■ **Dataset records**
*-*-*
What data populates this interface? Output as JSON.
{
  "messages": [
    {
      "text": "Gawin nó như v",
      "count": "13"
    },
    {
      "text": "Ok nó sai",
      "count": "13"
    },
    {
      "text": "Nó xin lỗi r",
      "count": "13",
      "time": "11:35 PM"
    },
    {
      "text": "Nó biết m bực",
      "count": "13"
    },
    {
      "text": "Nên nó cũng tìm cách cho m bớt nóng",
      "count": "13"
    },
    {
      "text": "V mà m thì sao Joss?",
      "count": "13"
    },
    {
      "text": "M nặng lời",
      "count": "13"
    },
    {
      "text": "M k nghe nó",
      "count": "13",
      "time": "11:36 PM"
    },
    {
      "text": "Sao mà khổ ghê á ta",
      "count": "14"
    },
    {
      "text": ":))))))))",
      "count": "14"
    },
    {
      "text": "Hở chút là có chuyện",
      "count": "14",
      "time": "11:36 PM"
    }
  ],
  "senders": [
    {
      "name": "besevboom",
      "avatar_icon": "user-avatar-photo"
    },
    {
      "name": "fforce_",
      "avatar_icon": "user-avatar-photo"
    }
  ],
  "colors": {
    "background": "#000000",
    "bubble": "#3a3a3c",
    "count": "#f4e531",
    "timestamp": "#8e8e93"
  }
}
*-*-*
■ **What you need to do**
Write out the entries in full, exactly as given.

■ **The reply**
What data populates this interface? Output as JSON.
{
  "messages": [
    {
      "text": "Gawin nó như v",
      "count": "13"
    },
    {
      "text": "Ok nó sai",
      "count": "13"
    },
    {
      "text": "Nó xin lỗi r",
      "count": "13",
      "time": "11:35 PM"
    },
    {
      "text": "Nó biết m bực",
      "count": "13"
    },
    {
      "text": "Nên nó cũng tìm cách cho m bớt nóng",
      "count": "13"
    },
    {
      "text": "V mà m thì sao Joss?",
      "count": "13"
    },
    {
      "text": "M nặng lời",
      "count": "13"
    },
    {
      "text": "M k nghe nó",
      "count": "13",
      "time": "11:36 PM"
    },
    {
      "text": "Sao mà khổ ghê á ta",
      "count": "14"
    },
    {
      "text": ":))))))))",
      "count": "14"
    },
    {
      "text": "Hở chút là có chuyện",
      "count": "14",
      "time": "11:36 PM"
    }
  ],
  "senders": [
    {
      "name": "besevboom",
      "avatar_icon": "user-avatar-photo"
    },
    {
      "name": "fforce_",
      "avatar_icon": "user-avatar-photo"
    }
  ],
  "colors": {
    "background": "#000000",
    "bubble": "#3a3a3c",
    "count": "#f4e531",
    "timestamp": "#8e8e93"
  }
}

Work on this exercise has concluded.